Task prompt: Return all of the data exactly as written, without the pictures.
----------
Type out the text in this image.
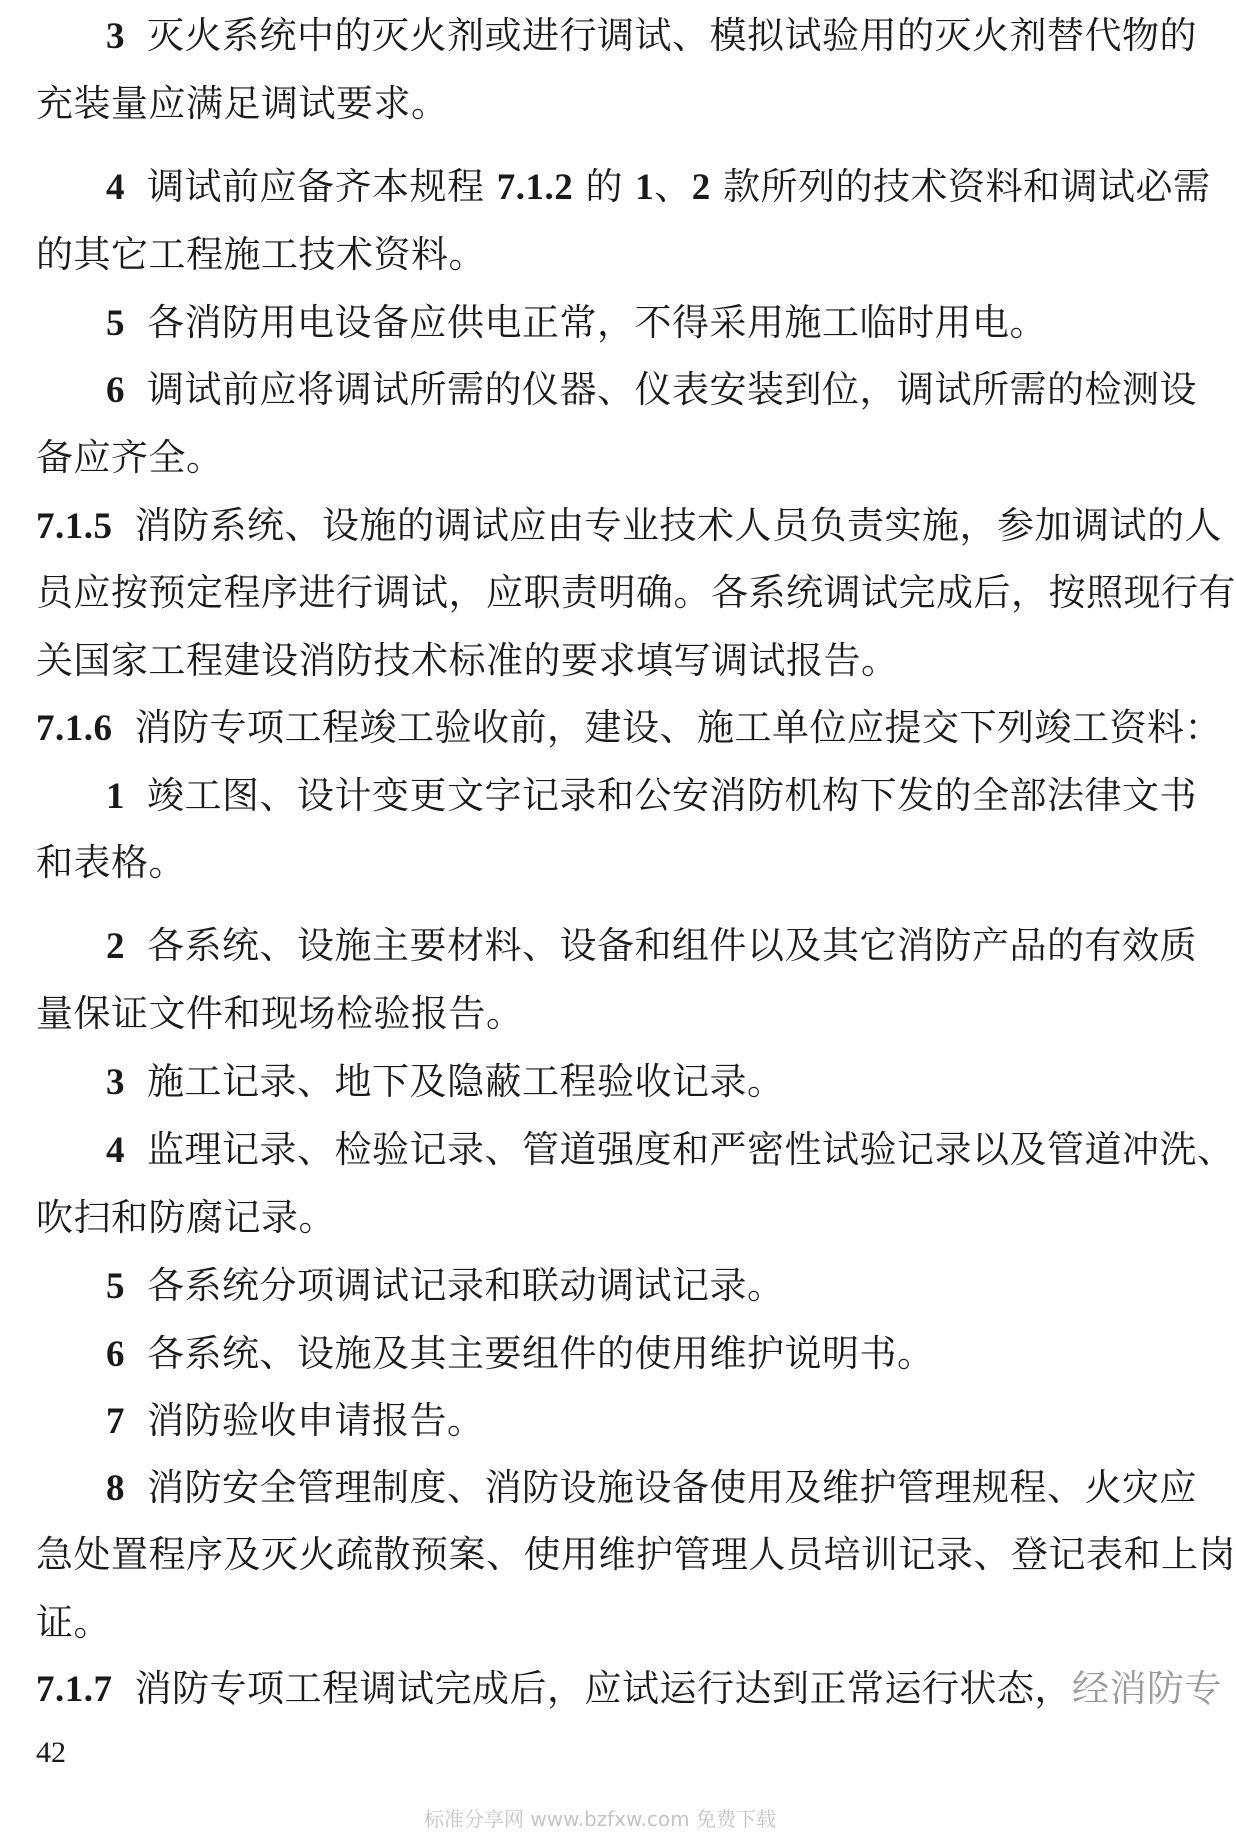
3 灭火系统中的灭火剂或进行调试、模拟试验用的灭火剂替代物的
充装量应满足调试要求。
4 调试前应备齐本规程 7.1.2 的 1、2 款所列的技术资料和调试必需
的其它工程施工技术资料。
5 各消防用电设备应供电正常，不得采用施工临时用电。
6 调试前应将调试所需的仪器、仪表安装到位，调试所需的检测设
备应齐全。
7.1.5 消防系统、设施的调试应由专业技术人员负责实施，参加调试的人
员应按预定程序进行调试，应职责明确。各系统调试完成后，按照现行有
关国家工程建设消防技术标准的要求填写调试报告。
7.1.6 消防专项工程竣工验收前，建设、施工单位应提交下列竣工资料：
1 竣工图、设计变更文字记录和公安消防机构下发的全部法律文书
和表格。
2 各系统、设施主要材料、设备和组件以及其它消防产品的有效质
量保证文件和现场检验报告。
3 施工记录、地下及隐蔽工程验收记录。
4 监理记录、检验记录、管道强度和严密性试验记录以及管道冲洗、
吹扫和防腐记录。
5 各系统分项调试记录和联动调试记录。
6 各系统、设施及其主要组件的使用维护说明书。
7 消防验收申请报告。
8 消防安全管理制度、消防设施设备使用及维护管理规程、火灾应
急处置程序及灭火疏散预案、使用维护管理人员培训记录、登记表和上岗
证。
7.1.7 消防专项工程调试完成后，应试运行达到正常运行状态，经消防专
42
标准分享网 www.bzfxw.com 免费下载
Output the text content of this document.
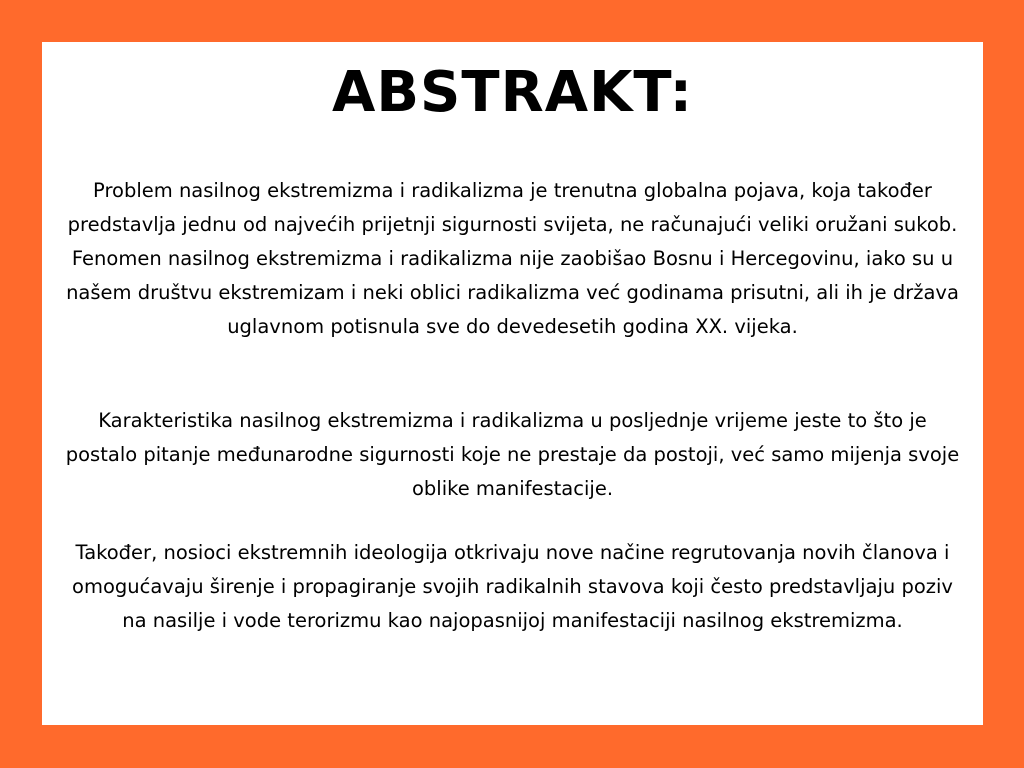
ABSTRAKT:

Problem nasilnog ekstremizma i radikalizma je trenutna globalna pojava, koja također predstavlja jednu od najvećih prijetnji sigurnosti svijeta, ne računajući veliki oružani sukob. Fenomen nasilnog ekstremizma i radikalizma nije zaobišao Bosnu i Hercegovinu, iako su u našem društvu ekstremizam i neki oblici radikalizma već godinama prisutni, ali ih je država uglavnom potisnula sve do devedesetih godina XX. vijeka.

Karakteristika nasilnog ekstremizma i radikalizma u posljednje vrijeme jeste to što je postalo pitanje međunarodne sigurnosti koje ne prestaje da postoji, već samo mijenja svoje oblike manifestacije.

Također, nosioci ekstremnih ideologija otkrivaju nove načine regrutovanja novih članova i omogućavaju širenje i propagiranje svojih radikalnih stavova koji često predstavljaju poziv na nasilje i vode terorizmu kao najopasnijoj manifestaciji nasilnog ekstremizma.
----------
Exercise solution:
Type out the text in this image.
3 灭火系统中的灭火剂或进行调试、模拟试验用的灭火剂替代物的
充装量应满足调试要求。
4 调试前应备齐本规程 7.1.2 的 1、2 款所列的技术资料和调试必需
的其它工程施工技术资料。
5 各消防用电设备应供电正常，不得采用施工临时用电。
6 调试前应将调试所需的仪器、仪表安装到位，调试所需的检测设
备应齐全。
7.1.5 消防系统、设施的调试应由专业技术人员负责实施，参加调试的人
员应按预定程序进行调试，应职责明确。各系统调试完成后，按照现行有
关国家工程建设消防技术标准的要求填写调试报告。
7.1.6 消防专项工程竣工验收前，建设、施工单位应提交下列竣工资料：
1 竣工图、设计变更文字记录和公安消防机构下发的全部法律文书
和表格。
2 各系统、设施主要材料、设备和组件以及其它消防产品的有效质
量保证文件和现场检验报告。
3 施工记录、地下及隐蔽工程验收记录。
4 监理记录、检验记录、管道强度和严密性试验记录以及管道冲洗、
吹扫和防腐记录。
5 各系统分项调试记录和联动调试记录。
6 各系统、设施及其主要组件的使用维护说明书。
7 消防验收申请报告。
8 消防安全管理制度、消防设施设备使用及维护管理规程、火灾应
急处置程序及灭火疏散预案、使用维护管理人员培训记录、登记表和上岗
证。
7.1.7 消防专项工程调试完成后，应试运行达到正常运行状态，经消防专
42
标准分享网 www.bzfxw.com 免费下载
Output the text content of this document.
ABSTRAKT:

Problem nasilnog ekstremizma i radikalizma je trenutna globalna pojava, koja također predstavlja jednu od najvećih prijetnji sigurnosti svijeta, ne računajući veliki oružani sukob. Fenomen nasilnog ekstremizma i radikalizma nije zaobišao Bosnu i Hercegovinu, iako su u našem društvu ekstremizam i neki oblici radikalizma već godinama prisutni, ali ih je država uglavnom potisnula sve do devedesetih godina XX. vijeka.

Karakteristika nasilnog ekstremizma i radikalizma u posljednje vrijeme jeste to što je postalo pitanje međunarodne sigurnosti koje ne prestaje da postoji, već samo mijenja svoje oblike manifestacije.

Također, nosioci ekstremnih ideologija otkrivaju nove načine regrutovanja novih članova i omogućavaju širenje i propagiranje svojih radikalnih stavova koji često predstavljaju poziv na nasilje i vode terorizmu kao najopasnijoj manifestaciji nasilnog ekstremizma.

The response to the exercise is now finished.